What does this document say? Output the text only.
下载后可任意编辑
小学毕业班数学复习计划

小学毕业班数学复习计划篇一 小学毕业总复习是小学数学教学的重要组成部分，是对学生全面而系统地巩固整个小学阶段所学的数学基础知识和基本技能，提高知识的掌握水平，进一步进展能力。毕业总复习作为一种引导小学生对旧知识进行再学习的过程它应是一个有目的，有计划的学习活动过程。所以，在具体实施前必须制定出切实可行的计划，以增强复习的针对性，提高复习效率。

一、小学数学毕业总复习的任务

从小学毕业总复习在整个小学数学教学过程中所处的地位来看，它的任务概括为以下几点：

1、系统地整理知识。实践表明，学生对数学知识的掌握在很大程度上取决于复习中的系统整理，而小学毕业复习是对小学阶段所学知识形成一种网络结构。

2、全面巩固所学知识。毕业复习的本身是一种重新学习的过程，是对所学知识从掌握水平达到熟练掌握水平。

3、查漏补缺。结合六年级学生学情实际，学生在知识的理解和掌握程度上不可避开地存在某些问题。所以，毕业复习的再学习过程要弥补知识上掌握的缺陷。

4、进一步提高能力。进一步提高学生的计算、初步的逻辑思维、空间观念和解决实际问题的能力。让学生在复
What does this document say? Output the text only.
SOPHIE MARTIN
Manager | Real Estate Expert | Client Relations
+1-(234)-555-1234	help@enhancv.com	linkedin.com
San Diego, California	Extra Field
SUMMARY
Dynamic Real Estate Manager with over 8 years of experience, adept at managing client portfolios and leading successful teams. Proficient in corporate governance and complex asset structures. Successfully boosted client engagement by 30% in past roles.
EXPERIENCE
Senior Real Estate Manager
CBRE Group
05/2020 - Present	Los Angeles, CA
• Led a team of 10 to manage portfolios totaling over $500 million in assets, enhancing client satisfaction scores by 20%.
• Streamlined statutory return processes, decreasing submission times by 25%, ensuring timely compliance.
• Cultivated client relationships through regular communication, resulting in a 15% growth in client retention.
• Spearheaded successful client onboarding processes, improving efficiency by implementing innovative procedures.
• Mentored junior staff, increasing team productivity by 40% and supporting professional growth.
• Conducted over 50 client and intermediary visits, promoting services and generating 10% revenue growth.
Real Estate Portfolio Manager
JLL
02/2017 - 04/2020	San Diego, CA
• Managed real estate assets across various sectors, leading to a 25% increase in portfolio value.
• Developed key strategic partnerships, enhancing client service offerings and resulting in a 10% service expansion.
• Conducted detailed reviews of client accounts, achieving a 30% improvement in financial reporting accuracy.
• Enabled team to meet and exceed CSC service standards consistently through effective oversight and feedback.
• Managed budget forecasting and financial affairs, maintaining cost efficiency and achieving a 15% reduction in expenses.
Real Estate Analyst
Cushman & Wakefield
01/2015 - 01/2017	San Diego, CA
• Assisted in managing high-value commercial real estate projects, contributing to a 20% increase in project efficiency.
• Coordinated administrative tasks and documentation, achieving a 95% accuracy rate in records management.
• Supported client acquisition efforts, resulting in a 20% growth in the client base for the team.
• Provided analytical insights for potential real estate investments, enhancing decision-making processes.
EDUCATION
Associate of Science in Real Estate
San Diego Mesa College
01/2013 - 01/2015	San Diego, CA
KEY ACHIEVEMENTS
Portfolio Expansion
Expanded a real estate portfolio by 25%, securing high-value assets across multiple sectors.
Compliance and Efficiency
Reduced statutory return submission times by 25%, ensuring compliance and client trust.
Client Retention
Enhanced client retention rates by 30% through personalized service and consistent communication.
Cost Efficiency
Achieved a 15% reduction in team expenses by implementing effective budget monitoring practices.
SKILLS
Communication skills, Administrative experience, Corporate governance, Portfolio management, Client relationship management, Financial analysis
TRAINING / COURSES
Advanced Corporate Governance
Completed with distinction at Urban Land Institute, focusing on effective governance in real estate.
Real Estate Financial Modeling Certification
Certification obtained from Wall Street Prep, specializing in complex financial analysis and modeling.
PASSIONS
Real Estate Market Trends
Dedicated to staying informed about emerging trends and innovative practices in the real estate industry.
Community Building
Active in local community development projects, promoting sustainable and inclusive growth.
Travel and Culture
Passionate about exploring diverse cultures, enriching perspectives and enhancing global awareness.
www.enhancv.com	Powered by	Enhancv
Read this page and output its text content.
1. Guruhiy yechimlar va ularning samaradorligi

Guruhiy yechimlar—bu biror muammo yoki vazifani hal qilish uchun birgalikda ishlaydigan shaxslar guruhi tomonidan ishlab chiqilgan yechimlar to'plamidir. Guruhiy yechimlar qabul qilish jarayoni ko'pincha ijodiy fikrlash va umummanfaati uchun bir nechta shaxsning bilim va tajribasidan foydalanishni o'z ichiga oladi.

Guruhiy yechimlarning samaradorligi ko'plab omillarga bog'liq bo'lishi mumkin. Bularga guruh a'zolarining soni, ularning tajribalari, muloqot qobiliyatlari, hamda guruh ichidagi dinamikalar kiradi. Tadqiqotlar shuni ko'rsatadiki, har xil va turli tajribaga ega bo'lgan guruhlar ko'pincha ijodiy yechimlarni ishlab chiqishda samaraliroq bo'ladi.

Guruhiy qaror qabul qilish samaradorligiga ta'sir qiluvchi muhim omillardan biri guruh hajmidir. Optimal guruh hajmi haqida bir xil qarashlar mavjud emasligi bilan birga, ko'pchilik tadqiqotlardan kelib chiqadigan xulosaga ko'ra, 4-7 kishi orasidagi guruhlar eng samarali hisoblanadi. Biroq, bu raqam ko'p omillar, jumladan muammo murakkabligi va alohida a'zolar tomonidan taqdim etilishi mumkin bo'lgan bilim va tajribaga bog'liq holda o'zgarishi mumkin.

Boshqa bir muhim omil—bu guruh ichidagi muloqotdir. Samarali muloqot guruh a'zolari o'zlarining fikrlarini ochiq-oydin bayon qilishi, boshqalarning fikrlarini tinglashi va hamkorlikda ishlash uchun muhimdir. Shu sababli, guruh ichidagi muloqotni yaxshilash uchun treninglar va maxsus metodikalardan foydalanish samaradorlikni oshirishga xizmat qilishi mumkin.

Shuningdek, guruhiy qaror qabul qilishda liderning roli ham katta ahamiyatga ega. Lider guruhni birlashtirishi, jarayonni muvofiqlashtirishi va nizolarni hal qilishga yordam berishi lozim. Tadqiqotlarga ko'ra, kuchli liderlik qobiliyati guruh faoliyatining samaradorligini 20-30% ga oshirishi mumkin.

=-=-=

▸ **Problem details**: Write out the full listing exactly as given.

▸ **Solution**:
What does this document say? Output the text only.
下载后可任意编辑
小学毕业班数学复习计划

小学毕业班数学复习计划篇一 小学毕业总复习是小学数学教学的重要组成部分，是对学生全面而系统地巩固整个小学阶段所学的数学基础知识和基本技能，提高知识的掌握水平，进一步进展能力。毕业总复习作为一种引导小学生对旧知识进行再学习的过程它应是一个有目的，有计划的学习活动过程。所以，在具体实施前必须制定出切实可行的计划，以增强复习的针对性，提高复习效率。

一、小学数学毕业总复习的任务

从小学毕业总复习在整个小学数学教学过程中所处的地位来看，它的任务概括为以下几点：

1、系统地整理知识。实践表明，学生对数学知识的掌握在很大程度上取决于复习中的系统整理，而小学毕业复习是对小学阶段所学知识形成一种网络结构。

2、全面巩固所学知识。毕业复习的本身是一种重新学习的过程，是对所学知识从掌握水平达到熟练掌握水平。

3、查漏补缺。结合六年级学生学情实际，学生在知识的理解和掌握程度上不可避开地存在某些问题。所以，毕业复习的再学习过程要弥补知识上掌握的缺陷。

4、进一步提高能力。进一步提高学生的计算、初步的逻辑思维、空间观念和解决实际问题的能力。让学生在复
What does this document say? Output the text only.
SOPHIE MARTIN
Manager | Real Estate Expert | Client Relations
+1-(234)-555-1234	help@enhancv.com	linkedin.com
San Diego, California	Extra Field
SUMMARY
Dynamic Real Estate Manager with over 8 years of experience, adept at managing client portfolios and leading successful teams. Proficient in corporate governance and complex asset structures. Successfully boosted client engagement by 30% in past roles.
EXPERIENCE
Senior Real Estate Manager
CBRE Group
05/2020 - Present	Los Angeles, CA
• Led a team of 10 to manage portfolios totaling over $500 million in assets, enhancing client satisfaction scores by 20%.
• Streamlined statutory return processes, decreasing submission times by 25%, ensuring timely compliance.
• Cultivated client relationships through regular communication, resulting in a 15% growth in client retention.
• Spearheaded successful client onboarding processes, improving efficiency by implementing innovative procedures.
• Mentored junior staff, increasing team productivity by 40% and supporting professional growth.
• Conducted over 50 client and intermediary visits, promoting services and generating 10% revenue growth.
Real Estate Portfolio Manager
JLL
02/2017 - 04/2020	San Diego, CA
• Managed real estate assets across various sectors, leading to a 25% increase in portfolio value.
• Developed key strategic partnerships, enhancing client service offerings and resulting in a 10% service expansion.
• Conducted detailed reviews of client accounts, achieving a 30% improvement in financial reporting accuracy.
• Enabled team to meet and exceed CSC service standards consistently through effective oversight and feedback.
• Managed budget forecasting and financial affairs, maintaining cost efficiency and achieving a 15% reduction in expenses.
Real Estate Analyst
Cushman & Wakefield
01/2015 - 01/2017	San Diego, CA
• Assisted in managing high-value commercial real estate projects, contributing to a 20% increase in project efficiency.
• Coordinated administrative tasks and documentation, achieving a 95% accuracy rate in records management.
• Supported client acquisition efforts, resulting in a 20% growth in the client base for the team.
• Provided analytical insights for potential real estate investments, enhancing decision-making processes.
EDUCATION
Associate of Science in Real Estate
San Diego Mesa College
01/2013 - 01/2015	San Diego, CA
KEY ACHIEVEMENTS
Portfolio Expansion
Expanded a real estate portfolio by 25%, securing high-value assets across multiple sectors.
Compliance and Efficiency
Reduced statutory return submission times by 25%, ensuring compliance and client trust.
Client Retention
Enhanced client retention rates by 30% through personalized service and consistent communication.
Cost Efficiency
Achieved a 15% reduction in team expenses by implementing effective budget monitoring practices.
SKILLS
Communication skills, Administrative experience, Corporate governance, Portfolio management, Client relationship management, Financial analysis
TRAINING / COURSES
Advanced Corporate Governance
Completed with distinction at Urban Land Institute, focusing on effective governance in real estate.
Real Estate Financial Modeling Certification
Certification obtained from Wall Street Prep, specializing in complex financial analysis and modeling.
PASSIONS
Real Estate Market Trends
Dedicated to staying informed about emerging trends and innovative practices in the real estate industry.
Community Building
Active in local community development projects, promoting sustainable and inclusive growth.
Travel and Culture
Passionate about exploring diverse cultures, enriching perspectives and enhancing global awareness.
www.enhancv.com	Powered by	Enhancv
Read this page and output its text content.
1. Guruhiy yechimlar va ularning samaradorligi

Guruhiy yechimlar—bu biror muammo yoki vazifani hal qilish uchun birgalikda ishlaydigan shaxslar guruhi tomonidan ishlab chiqilgan yechimlar to'plamidir. Guruhiy yechimlar qabul qilish jarayoni ko'pincha ijodiy fikrlash va umummanfaati uchun bir nechta shaxsning bilim va tajribasidan foydalanishni o'z ichiga oladi.

Guruhiy yechimlarning samaradorligi ko'plab omillarga bog'liq bo'lishi mumkin. Bularga guruh a'zolarining soni, ularning tajribalari, muloqot qobiliyatlari, hamda guruh ichidagi dinamikalar kiradi. Tadqiqotlar shuni ko'rsatadiki, har xil va turli tajribaga ega bo'lgan guruhlar ko'pincha ijodiy yechimlarni ishlab chiqishda samaraliroq bo'ladi.

Guruhiy qaror qabul qilish samaradorligiga ta'sir qiluvchi muhim omillardan biri guruh hajmidir. Optimal guruh hajmi haqida bir xil qarashlar mavjud emasligi bilan birga, ko'pchilik tadqiqotlardan kelib chiqadigan xulosaga ko'ra, 4-7 kishi orasidagi guruhlar eng samarali hisoblanadi. Biroq, bu raqam ko'p omillar, jumladan muammo murakkabligi va alohida a'zolar tomonidan taqdim etilishi mumkin bo'lgan bilim va tajribaga bog'liq holda o'zgarishi mumkin.

Boshqa bir muhim omil—bu guruh ichidagi muloqotdir. Samarali muloqot guruh a'zolari o'zlarining fikrlarini ochiq-oydin bayon qilishi, boshqalarning fikrlarini tinglashi va hamkorlikda ishlash uchun muhimdir. Shu sababli, guruh ichidagi muloqotni yaxshilash uchun treninglar va maxsus metodikalardan foydalanish samaradorlikni oshirishga xizmat qilishi mumkin.

Shuningdek, guruhiy qaror qabul qilishda liderning roli ham katta ahamiyatga ega. Lider guruhni birlashtirishi, jarayonni muvofiqlashtirishi va nizolarni hal qilishga yordam berishi lozim. Tadqiqotlarga ko'ra, kuchli liderlik qobiliyati guruh faoliyatining samaradorligini 20-30% ga oshirishi mumkin.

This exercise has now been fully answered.